EXTRACTED ENTRIES →
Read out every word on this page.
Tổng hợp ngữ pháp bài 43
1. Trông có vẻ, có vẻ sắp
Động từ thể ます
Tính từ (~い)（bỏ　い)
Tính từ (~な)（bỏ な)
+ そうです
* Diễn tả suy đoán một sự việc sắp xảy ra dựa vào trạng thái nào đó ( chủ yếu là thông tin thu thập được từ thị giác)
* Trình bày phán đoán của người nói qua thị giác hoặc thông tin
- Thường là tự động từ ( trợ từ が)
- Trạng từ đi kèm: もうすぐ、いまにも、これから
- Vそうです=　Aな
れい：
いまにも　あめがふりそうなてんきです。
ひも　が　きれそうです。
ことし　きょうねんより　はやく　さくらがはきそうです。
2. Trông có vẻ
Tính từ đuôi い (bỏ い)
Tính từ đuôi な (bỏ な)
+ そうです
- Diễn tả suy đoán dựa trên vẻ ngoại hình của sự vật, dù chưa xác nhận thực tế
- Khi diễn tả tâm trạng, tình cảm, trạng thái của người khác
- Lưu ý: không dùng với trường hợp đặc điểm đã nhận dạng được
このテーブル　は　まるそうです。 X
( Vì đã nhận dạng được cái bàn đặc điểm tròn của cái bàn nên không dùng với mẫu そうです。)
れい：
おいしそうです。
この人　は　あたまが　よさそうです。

JOB → Quote each line of the listing above exactly.

RESULT OF THE TASK →
Read out every word on this page.
Tổng hợp ngữ pháp bài 43
1. Trông có vẻ, có vẻ sắp
Động từ thể ます
Tính từ (~い)（bỏ　い)
Tính từ (~な)（bỏ な)
+ そうです
* Diễn tả suy đoán một sự việc sắp xảy ra dựa vào trạng thái nào đó ( chủ yếu là thông tin thu thập được từ thị giác)
* Trình bày phán đoán của người nói qua thị giác hoặc thông tin
- Thường là tự động từ ( trợ từ が)
- Trạng từ đi kèm: もうすぐ、いまにも、これから
- Vそうです=　Aな
れい：
いまにも　あめがふりそうなてんきです。
ひも　が　きれそうです。
ことし　きょうねんより　はやく　さくらがはきそうです。
2. Trông có vẻ
Tính từ đuôi い (bỏ い)
Tính từ đuôi な (bỏ な)
+ そうです
- Diễn tả suy đoán dựa trên vẻ ngoại hình của sự vật, dù chưa xác nhận thực tế
- Khi diễn tả tâm trạng, tình cảm, trạng thái của người khác
- Lưu ý: không dùng với trường hợp đặc điểm đã nhận dạng được
このテーブル　は　まるそうです。 X
( Vì đã nhận dạng được cái bàn đặc điểm tròn của cái bàn nên không dùng với mẫu そうです。)
れい：
おいしそうです。
この人　は　あたまが　よさそうです。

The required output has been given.